## Raw data

= = = =

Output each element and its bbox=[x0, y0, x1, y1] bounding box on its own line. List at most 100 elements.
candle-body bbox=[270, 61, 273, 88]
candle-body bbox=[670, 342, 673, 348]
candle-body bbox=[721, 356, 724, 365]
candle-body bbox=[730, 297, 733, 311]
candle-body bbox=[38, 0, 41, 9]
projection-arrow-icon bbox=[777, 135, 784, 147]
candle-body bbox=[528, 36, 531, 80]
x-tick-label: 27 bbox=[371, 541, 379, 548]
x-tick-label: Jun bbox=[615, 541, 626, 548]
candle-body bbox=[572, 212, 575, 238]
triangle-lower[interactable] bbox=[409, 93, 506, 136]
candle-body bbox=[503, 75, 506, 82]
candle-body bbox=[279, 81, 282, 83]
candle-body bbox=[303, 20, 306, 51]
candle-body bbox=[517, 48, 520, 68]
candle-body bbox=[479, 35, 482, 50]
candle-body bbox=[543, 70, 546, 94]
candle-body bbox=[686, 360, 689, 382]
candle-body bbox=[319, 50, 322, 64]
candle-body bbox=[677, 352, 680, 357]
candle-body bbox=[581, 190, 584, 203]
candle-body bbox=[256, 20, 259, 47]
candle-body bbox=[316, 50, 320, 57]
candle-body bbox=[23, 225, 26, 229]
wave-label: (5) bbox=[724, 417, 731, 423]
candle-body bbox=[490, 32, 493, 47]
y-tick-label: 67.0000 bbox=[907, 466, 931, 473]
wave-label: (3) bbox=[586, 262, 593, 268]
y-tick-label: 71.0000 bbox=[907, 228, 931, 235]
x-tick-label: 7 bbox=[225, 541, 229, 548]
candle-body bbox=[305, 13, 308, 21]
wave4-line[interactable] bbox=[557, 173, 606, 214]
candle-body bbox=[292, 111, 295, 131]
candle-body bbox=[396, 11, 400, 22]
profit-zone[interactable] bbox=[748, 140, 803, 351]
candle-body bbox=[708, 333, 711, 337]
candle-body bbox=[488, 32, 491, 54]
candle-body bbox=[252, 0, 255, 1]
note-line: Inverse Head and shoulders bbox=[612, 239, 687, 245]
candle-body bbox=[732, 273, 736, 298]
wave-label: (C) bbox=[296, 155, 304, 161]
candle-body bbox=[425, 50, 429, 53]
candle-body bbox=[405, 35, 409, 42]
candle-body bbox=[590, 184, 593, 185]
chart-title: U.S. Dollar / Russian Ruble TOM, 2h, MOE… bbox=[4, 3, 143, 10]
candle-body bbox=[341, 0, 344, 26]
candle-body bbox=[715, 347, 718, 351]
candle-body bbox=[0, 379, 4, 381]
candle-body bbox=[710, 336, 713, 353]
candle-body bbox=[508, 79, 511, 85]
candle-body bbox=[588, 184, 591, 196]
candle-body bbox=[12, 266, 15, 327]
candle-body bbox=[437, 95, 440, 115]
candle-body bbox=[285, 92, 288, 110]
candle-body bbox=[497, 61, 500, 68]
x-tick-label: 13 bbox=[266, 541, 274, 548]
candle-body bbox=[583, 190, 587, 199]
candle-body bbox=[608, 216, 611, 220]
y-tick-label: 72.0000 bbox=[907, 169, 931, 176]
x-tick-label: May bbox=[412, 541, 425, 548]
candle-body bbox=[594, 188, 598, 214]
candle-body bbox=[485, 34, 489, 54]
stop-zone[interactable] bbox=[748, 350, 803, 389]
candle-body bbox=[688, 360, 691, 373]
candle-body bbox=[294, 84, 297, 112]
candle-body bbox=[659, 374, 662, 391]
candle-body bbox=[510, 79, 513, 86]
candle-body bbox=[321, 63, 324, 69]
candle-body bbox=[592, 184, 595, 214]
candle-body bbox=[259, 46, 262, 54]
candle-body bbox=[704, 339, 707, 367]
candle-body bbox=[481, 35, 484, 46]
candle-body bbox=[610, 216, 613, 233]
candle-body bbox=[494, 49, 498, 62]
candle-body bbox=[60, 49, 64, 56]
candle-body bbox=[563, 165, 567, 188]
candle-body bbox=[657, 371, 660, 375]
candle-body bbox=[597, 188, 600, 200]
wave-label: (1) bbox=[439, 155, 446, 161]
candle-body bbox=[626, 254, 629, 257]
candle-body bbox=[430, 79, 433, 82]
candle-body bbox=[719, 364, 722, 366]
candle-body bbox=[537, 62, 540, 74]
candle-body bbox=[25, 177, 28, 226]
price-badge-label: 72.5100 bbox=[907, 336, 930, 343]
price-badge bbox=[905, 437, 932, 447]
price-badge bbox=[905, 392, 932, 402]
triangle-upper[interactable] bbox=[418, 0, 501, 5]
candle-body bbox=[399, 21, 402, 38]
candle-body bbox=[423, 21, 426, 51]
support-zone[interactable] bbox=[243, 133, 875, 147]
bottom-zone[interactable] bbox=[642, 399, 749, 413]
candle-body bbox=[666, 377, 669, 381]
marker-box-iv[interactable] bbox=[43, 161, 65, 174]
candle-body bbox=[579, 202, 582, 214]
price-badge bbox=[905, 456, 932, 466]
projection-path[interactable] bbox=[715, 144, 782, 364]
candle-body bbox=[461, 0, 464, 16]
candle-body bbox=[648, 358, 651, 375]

= = = =

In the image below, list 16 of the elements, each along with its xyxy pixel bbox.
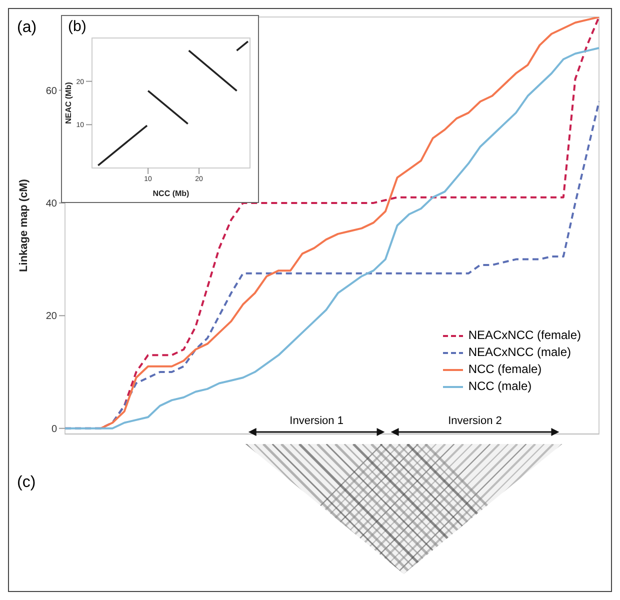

= = = =

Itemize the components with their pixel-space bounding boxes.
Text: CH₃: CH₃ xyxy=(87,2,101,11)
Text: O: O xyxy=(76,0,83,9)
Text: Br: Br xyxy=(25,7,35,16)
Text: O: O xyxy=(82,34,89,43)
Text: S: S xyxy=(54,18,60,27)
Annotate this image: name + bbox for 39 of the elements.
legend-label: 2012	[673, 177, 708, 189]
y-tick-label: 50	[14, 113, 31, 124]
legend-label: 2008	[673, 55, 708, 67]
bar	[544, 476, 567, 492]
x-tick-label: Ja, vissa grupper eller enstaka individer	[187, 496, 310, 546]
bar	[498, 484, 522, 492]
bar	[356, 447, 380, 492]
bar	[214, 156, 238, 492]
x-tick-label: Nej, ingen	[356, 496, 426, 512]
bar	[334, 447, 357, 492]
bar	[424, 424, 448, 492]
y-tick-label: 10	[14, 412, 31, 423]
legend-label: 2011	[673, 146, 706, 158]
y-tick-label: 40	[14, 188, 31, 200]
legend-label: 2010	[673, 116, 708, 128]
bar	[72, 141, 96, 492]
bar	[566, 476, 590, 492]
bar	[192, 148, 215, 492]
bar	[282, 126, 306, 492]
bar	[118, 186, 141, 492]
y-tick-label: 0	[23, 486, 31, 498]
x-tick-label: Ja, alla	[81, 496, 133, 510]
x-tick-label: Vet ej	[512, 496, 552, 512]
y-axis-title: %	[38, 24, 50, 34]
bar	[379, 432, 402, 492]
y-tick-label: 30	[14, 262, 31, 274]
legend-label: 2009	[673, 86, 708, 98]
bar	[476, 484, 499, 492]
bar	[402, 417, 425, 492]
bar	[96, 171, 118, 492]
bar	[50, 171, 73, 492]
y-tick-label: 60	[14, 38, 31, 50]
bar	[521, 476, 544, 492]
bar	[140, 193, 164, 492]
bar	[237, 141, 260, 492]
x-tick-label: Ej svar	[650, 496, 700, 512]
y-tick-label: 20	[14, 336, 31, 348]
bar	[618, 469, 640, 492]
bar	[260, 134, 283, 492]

= = = =

Copy the data above character for character, from the line containing "Itemize the components" through the line containing "Text: S: S xyxy=(54,18,60,27)", both lines included.

Itemize the components with their pixel-space bounding boxes.
Text: CH₃: CH₃ xyxy=(87,2,101,11)
Text: O: O xyxy=(76,0,83,9)
Text: Br: Br xyxy=(25,7,35,16)
Text: O: O xyxy=(82,34,89,43)
Text: S: S xyxy=(54,18,60,27)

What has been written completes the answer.